OBJECTIVE –
Transcribe every entry word for word. Skip the pictures.

━━━ DATASET EXTRACT ━━━

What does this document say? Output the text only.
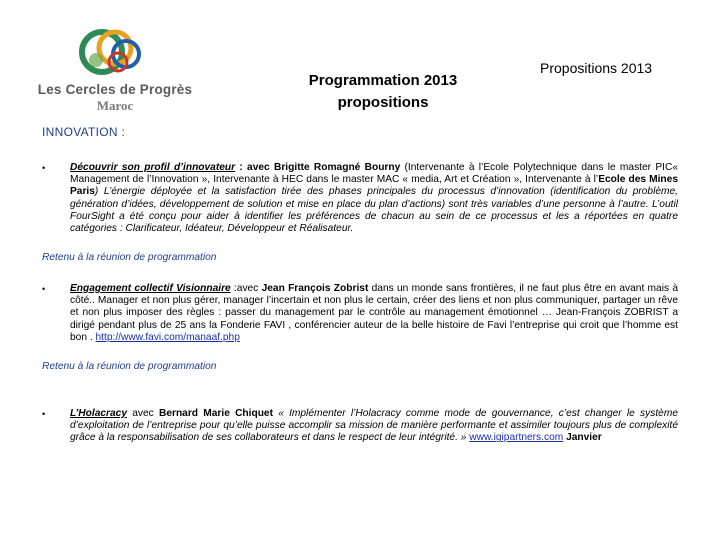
Les Cercles de Progrès
Maroc
Programmation 2013
propositions
Propositions 2013
INNOVATION :
• Découvrir son profil d’innovateur : avec Brigitte Romagné Bourny (Intervenante à l’Ecole Polytechnique dans le master PIC« Management de l’Innovation », Intervenante à HEC dans le master MAC « media, Art et Création », Intervenante à l’Ecole des Mines Paris) L’énergie déployée et la satisfaction tirée des phases principales du processus d’innovation (identification du problème, génération d’idées, développement de solution et mise en place du plan d’actions) sont très variables d’une personne à l’autre. L’outil FourSight a été conçu pour aider à identifier les préférences de chacun au sein de ce processus et les a réportées en quatre catégories : Clarificateur, Idéateur, Développeur et Réalisateur.
Retenu à la réunion de programmation
• Engagement collectif Visionnaire :avec Jean François Zobrist dans un monde sans frontières, il ne faut plus être en avant mais à côté.. Manager et non plus gérer, manager l’incertain et non plus le certain, créer des liens et non plus communiquer, partager un rêve et non plus imposer des règles : passer du management par le contrôle au management émotionnel … Jean-François ZOBRIST a dirigé pendant plus de 25 ans la Fonderie FAVI , conférencier auteur de la belle histoire de Favi l’entreprise qui croit que l’homme est bon . http://www.favi.com/manaaf.php
Retenu à la réunion de programmation
• L’Holacracy avec Bernard Marie Chiquet « Implémenter l’Holacracy comme mode de gouvernance, c’est changer le système d’exploitation de l’entreprise pour qu’elle puisse accomplir sa mission de manière performante et assimiler toujours plus de complexité grâce à la responsabilisation de ses collaborateurs et dans le respect de leur intégrité. » www.igipartners.com Janvier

━━━

THE RESPONSE –
What does this document say? Output the text only.
Les Cercles de Progrès
Maroc
Programmation 2013
propositions
Propositions 2013
INNOVATION :
• Découvrir son profil d’innovateur : avec Brigitte Romagné Bourny (Intervenante à l’Ecole Polytechnique dans le master PIC« Management de l’Innovation », Intervenante à HEC dans le master MAC « media, Art et Création », Intervenante à l’Ecole des Mines Paris) L’énergie déployée et la satisfaction tirée des phases principales du processus d’innovation (identification du problème, génération d’idées, développement de solution et mise en place du plan d’actions) sont très variables d’une personne à l’autre. L’outil FourSight a été conçu pour aider à identifier les préférences de chacun au sein de ce processus et les a réportées en quatre catégories : Clarificateur, Idéateur, Développeur et Réalisateur.
Retenu à la réunion de programmation
• Engagement collectif Visionnaire :avec Jean François Zobrist dans un monde sans frontières, il ne faut plus être en avant mais à côté.. Manager et non plus gérer, manager l’incertain et non plus le certain, créer des liens et non plus communiquer, partager un rêve et non plus imposer des règles : passer du management par le contrôle au management émotionnel … Jean-François ZOBRIST a dirigé pendant plus de 25 ans la Fonderie FAVI , conférencier auteur de la belle histoire de Favi l’entreprise qui croit que l’homme est bon . http://www.favi.com/manaaf.php
Retenu à la réunion de programmation
• L’Holacracy avec Bernard Marie Chiquet « Implémenter l’Holacracy comme mode de gouvernance, c’est changer le système d’exploitation de l’entreprise pour qu’elle puisse accomplir sa mission de manière performante et assimiler toujours plus de complexité grâce à la responsabilisation de ses collaborateurs et dans le respect de leur intégrité. » www.igipartners.com Janvier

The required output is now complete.